[Some records]
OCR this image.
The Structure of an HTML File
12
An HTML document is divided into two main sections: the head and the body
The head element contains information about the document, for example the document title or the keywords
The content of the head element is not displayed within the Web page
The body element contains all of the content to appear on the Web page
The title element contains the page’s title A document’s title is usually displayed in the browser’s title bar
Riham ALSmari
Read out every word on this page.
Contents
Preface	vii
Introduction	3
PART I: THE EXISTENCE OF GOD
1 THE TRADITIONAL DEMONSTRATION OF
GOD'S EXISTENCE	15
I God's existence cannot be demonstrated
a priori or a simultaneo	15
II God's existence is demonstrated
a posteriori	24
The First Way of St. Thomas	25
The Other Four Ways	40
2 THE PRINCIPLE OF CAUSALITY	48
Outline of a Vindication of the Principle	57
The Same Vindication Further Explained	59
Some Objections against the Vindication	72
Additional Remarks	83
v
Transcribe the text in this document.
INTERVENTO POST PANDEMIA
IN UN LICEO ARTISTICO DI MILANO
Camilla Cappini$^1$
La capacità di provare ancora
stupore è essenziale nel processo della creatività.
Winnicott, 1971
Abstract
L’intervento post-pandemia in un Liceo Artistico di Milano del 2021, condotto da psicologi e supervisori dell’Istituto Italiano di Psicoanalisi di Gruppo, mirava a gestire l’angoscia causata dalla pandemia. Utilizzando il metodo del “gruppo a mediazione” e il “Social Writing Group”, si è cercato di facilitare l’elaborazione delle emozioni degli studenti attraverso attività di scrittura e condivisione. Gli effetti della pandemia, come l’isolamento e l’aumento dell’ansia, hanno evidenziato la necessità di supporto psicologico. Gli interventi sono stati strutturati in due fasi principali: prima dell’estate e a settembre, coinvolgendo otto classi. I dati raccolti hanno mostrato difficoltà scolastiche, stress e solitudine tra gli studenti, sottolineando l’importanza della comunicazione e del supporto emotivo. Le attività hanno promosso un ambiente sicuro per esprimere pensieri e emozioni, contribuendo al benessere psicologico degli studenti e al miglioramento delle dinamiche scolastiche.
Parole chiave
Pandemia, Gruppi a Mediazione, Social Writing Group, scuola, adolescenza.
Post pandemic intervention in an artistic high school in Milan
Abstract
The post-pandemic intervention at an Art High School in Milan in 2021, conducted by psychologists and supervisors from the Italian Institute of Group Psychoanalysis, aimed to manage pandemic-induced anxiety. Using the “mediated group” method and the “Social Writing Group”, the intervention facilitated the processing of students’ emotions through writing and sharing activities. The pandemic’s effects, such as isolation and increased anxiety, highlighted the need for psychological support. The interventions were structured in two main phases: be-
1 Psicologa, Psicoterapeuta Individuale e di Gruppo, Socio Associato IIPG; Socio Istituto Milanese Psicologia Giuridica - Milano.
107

» Problem details
Take every line above carrying "page" and return it.

» Finished task
The content of the head element is not displayed within the Web page
The body element contains all of the content to appear on the Web page
The title element contains the page’s title A document’s title is usually displayed in the browser’s title bar
Read out every word on this page.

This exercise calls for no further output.